Exercise requirements
Copy all lines in which the word "text" can be found.

Chart and figure data
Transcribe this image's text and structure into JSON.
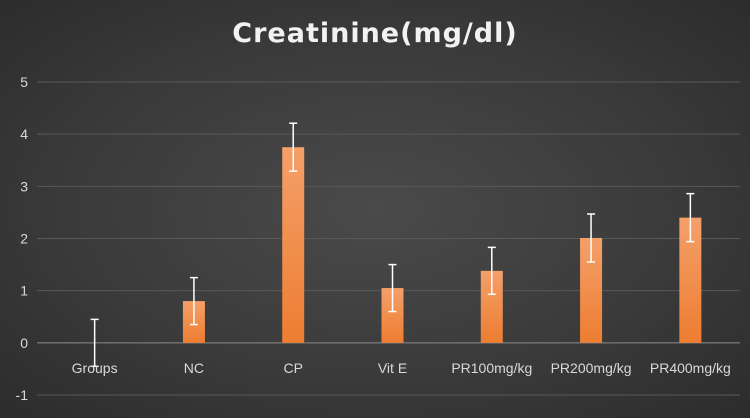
{
  "chart_data": {
    "type": "bar",
    "title": "Creatinine(mg/dl)",
    "categories": [
      "Groups",
      "NC",
      "CP",
      "Vit E",
      "PR100mg/kg",
      "PR200mg/kg",
      "PR400mg/kg"
    ],
    "values": [
      0,
      0.8,
      3.75,
      1.05,
      1.38,
      2.01,
      2.4
    ],
    "error": [
      0.45,
      0.45,
      0.46,
      0.45,
      0.45,
      0.46,
      0.46
    ],
    "ylim": [
      -1,
      5
    ],
    "yticks": [
      -1,
      0,
      1,
      2,
      3,
      4,
      5
    ],
    "grid": true,
    "xlabel": "",
    "ylabel": "",
    "colors": {
      "bar": "#ed7d31",
      "bar_light": "#f4a06a",
      "grid": "#595959",
      "errorbar": "#ffffff",
      "text": "#d9d9d9"
    }
  }
}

Solved problem
Transcribe this image's text and structure into JSON.
      "text": "#d9d9d9"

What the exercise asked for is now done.